## DATA RECORDS
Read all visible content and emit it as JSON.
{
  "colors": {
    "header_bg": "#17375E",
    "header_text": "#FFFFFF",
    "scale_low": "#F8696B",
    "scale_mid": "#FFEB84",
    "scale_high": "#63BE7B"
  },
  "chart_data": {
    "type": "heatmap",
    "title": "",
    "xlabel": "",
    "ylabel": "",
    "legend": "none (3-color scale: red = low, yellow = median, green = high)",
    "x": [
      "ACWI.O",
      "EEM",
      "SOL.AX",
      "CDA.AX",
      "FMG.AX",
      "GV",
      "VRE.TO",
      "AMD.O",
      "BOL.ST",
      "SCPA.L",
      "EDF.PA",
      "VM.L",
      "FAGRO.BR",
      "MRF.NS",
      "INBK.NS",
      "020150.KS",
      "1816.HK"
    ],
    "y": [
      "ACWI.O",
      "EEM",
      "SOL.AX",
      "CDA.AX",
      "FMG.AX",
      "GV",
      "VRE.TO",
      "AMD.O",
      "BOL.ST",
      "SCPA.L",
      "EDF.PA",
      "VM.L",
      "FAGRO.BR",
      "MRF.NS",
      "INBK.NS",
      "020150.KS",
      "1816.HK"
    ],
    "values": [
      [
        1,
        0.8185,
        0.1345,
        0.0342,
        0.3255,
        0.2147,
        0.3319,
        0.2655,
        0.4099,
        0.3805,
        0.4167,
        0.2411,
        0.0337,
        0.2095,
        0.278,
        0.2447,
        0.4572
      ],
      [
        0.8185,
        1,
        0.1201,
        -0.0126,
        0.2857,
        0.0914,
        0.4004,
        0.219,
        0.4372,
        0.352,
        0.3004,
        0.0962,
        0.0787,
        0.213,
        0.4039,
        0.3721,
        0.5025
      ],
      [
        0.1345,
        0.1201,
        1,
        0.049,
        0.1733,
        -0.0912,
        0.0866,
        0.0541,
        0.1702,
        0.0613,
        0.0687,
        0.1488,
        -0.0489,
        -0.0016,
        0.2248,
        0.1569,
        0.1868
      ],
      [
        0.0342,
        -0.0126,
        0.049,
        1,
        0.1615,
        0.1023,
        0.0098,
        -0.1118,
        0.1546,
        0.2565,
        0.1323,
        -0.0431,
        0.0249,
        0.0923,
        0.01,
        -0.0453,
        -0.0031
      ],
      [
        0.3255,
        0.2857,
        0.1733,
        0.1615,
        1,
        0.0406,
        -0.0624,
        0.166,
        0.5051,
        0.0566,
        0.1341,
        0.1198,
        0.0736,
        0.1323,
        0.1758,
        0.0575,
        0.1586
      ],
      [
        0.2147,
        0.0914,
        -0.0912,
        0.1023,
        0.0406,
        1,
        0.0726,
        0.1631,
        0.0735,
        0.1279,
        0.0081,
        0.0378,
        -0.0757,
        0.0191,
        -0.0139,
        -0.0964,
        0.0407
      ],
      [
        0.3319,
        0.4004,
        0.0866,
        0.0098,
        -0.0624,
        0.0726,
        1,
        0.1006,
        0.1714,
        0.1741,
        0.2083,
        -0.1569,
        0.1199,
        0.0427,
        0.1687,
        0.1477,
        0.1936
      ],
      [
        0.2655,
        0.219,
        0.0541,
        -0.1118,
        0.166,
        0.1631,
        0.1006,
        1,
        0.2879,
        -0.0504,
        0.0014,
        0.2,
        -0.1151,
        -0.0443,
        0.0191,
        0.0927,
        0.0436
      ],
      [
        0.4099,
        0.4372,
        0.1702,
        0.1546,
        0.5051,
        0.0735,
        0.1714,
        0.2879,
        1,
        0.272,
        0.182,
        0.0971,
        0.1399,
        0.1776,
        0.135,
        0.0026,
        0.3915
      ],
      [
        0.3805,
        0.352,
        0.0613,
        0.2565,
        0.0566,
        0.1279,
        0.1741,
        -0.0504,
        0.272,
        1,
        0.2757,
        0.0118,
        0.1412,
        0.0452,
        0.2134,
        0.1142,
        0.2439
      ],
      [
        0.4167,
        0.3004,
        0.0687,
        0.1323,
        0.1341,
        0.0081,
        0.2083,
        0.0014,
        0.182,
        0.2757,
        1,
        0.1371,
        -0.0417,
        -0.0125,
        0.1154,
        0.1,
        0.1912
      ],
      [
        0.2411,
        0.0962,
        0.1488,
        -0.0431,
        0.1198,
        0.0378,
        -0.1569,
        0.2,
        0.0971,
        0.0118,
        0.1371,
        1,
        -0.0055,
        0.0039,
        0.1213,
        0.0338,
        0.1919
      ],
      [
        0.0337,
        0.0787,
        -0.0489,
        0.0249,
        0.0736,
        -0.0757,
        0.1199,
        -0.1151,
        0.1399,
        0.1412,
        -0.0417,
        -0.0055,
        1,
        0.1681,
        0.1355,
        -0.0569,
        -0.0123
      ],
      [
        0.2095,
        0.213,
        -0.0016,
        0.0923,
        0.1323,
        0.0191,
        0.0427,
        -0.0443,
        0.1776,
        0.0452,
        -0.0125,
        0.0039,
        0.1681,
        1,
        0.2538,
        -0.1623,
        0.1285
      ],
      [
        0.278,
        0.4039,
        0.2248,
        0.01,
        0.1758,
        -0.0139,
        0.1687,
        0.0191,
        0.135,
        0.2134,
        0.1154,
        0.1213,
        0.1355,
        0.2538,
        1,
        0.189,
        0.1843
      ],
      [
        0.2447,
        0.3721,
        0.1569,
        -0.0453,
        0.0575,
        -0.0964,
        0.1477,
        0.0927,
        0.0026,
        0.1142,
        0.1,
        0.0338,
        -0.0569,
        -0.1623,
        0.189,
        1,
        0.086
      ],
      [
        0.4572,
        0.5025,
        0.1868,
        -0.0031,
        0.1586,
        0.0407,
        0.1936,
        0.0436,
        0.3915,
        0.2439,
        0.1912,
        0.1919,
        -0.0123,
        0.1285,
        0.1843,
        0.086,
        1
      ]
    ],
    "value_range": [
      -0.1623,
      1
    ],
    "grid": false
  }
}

## GOAL OF THE EXERCISE
All of the data needs to be reproduced exactly, with no line missing.

## THE REPLY
Read all visible content and emit it as JSON.
{
  "colors": {
    "header_bg": "#17375E",
    "header_text": "#FFFFFF",
    "scale_low": "#F8696B",
    "scale_mid": "#FFEB84",
    "scale_high": "#63BE7B"
  },
  "chart_data": {
    "type": "heatmap",
    "title": "",
    "xlabel": "",
    "ylabel": "",
    "legend": "none (3-color scale: red = low, yellow = median, green = high)",
    "x": [
      "ACWI.O",
      "EEM",
      "SOL.AX",
      "CDA.AX",
      "FMG.AX",
      "GV",
      "VRE.TO",
      "AMD.O",
      "BOL.ST",
      "SCPA.L",
      "EDF.PA",
      "VM.L",
      "FAGRO.BR",
      "MRF.NS",
      "INBK.NS",
      "020150.KS",
      "1816.HK"
    ],
    "y": [
      "ACWI.O",
      "EEM",
      "SOL.AX",
      "CDA.AX",
      "FMG.AX",
      "GV",
      "VRE.TO",
      "AMD.O",
      "BOL.ST",
      "SCPA.L",
      "EDF.PA",
      "VM.L",
      "FAGRO.BR",
      "MRF.NS",
      "INBK.NS",
      "020150.KS",
      "1816.HK"
    ],
    "values": [
      [
        1,
        0.8185,
        0.1345,
        0.0342,
        0.3255,
        0.2147,
        0.3319,
        0.2655,
        0.4099,
        0.3805,
        0.4167,
        0.2411,
        0.0337,
        0.2095,
        0.278,
        0.2447,
        0.4572
      ],
      [
        0.8185,
        1,
        0.1201,
        -0.0126,
        0.2857,
        0.0914,
        0.4004,
        0.219,
        0.4372,
        0.352,
        0.3004,
        0.0962,
        0.0787,
        0.213,
        0.4039,
        0.3721,
        0.5025
      ],
      [
        0.1345,
        0.1201,
        1,
        0.049,
        0.1733,
        -0.0912,
        0.0866,
        0.0541,
        0.1702,
        0.0613,
        0.0687,
        0.1488,
        -0.0489,
        -0.0016,
        0.2248,
        0.1569,
        0.1868
      ],
      [
        0.0342,
        -0.0126,
        0.049,
        1,
        0.1615,
        0.1023,
        0.0098,
        -0.1118,
        0.1546,
        0.2565,
        0.1323,
        -0.0431,
        0.0249,
        0.0923,
        0.01,
        -0.0453,
        -0.0031
      ],
      [
        0.3255,
        0.2857,
        0.1733,
        0.1615,
        1,
        0.0406,
        -0.0624,
        0.166,
        0.5051,
        0.0566,
        0.1341,
        0.1198,
        0.0736,
        0.1323,
        0.1758,
        0.0575,
        0.1586
      ],
      [
        0.2147,
        0.0914,
        -0.0912,
        0.1023,
        0.0406,
        1,
        0.0726,
        0.1631,
        0.0735,
        0.1279,
        0.0081,
        0.0378,
        -0.0757,
        0.0191,
        -0.0139,
        -0.0964,
        0.0407
      ],
      [
        0.3319,
        0.4004,
        0.0866,
        0.0098,
        -0.0624,
        0.0726,
        1,
        0.1006,
        0.1714,
        0.1741,
        0.2083,
        -0.1569,
        0.1199,
        0.0427,
        0.1687,
        0.1477,
        0.1936
      ],
      [
        0.2655,
        0.219,
        0.0541,
        -0.1118,
        0.166,
        0.1631,
        0.1006,
        1,
        0.2879,
        -0.0504,
        0.0014,
        0.2,
        -0.1151,
        -0.0443,
        0.0191,
        0.0927,
        0.0436
      ],
      [
        0.4099,
        0.4372,
        0.1702,
        0.1546,
        0.5051,
        0.0735,
        0.1714,
        0.2879,
        1,
        0.272,
        0.182,
        0.0971,
        0.1399,
        0.1776,
        0.135,
        0.0026,
        0.3915
      ],
      [
        0.3805,
        0.352,
        0.0613,
        0.2565,
        0.0566,
        0.1279,
        0.1741,
        -0.0504,
        0.272,
        1,
        0.2757,
        0.0118,
        0.1412,
        0.0452,
        0.2134,
        0.1142,
        0.2439
      ],
      [
        0.4167,
        0.3004,
        0.0687,
        0.1323,
        0.1341,
        0.0081,
        0.2083,
        0.0014,
        0.182,
        0.2757,
        1,
        0.1371,
        -0.0417,
        -0.0125,
        0.1154,
        0.1,
        0.1912
      ],
      [
        0.2411,
        0.0962,
        0.1488,
        -0.0431,
        0.1198,
        0.0378,
        -0.1569,
        0.2,
        0.0971,
        0.0118,
        0.1371,
        1,
        -0.0055,
        0.0039,
        0.1213,
        0.0338,
        0.1919
      ],
      [
        0.0337,
        0.0787,
        -0.0489,
        0.0249,
        0.0736,
        -0.0757,
        0.1199,
        -0.1151,
        0.1399,
        0.1412,
        -0.0417,
        -0.0055,
        1,
        0.1681,
        0.1355,
        -0.0569,
        -0.0123
      ],
      [
        0.2095,
        0.213,
        -0.0016,
        0.0923,
        0.1323,
        0.0191,
        0.0427,
        -0.0443,
        0.1776,
        0.0452,
        -0.0125,
        0.0039,
        0.1681,
        1,
        0.2538,
        -0.1623,
        0.1285
      ],
      [
        0.278,
        0.4039,
        0.2248,
        0.01,
        0.1758,
        -0.0139,
        0.1687,
        0.0191,
        0.135,
        0.2134,
        0.1154,
        0.1213,
        0.1355,
        0.2538,
        1,
        0.189,
        0.1843
      ],
      [
        0.2447,
        0.3721,
        0.1569,
        -0.0453,
        0.0575,
        -0.0964,
        0.1477,
        0.0927,
        0.0026,
        0.1142,
        0.1,
        0.0338,
        -0.0569,
        -0.1623,
        0.189,
        1,
        0.086
      ],
      [
        0.4572,
        0.5025,
        0.1868,
        -0.0031,
        0.1586,
        0.0407,
        0.1936,
        0.0436,
        0.3915,
        0.2439,
        0.1912,
        0.1919,
        -0.0123,
        0.1285,
        0.1843,
        0.086,
        1
      ]
    ],
    "value_range": [
      -0.1623,
      1
    ],
    "grid": false
  }
}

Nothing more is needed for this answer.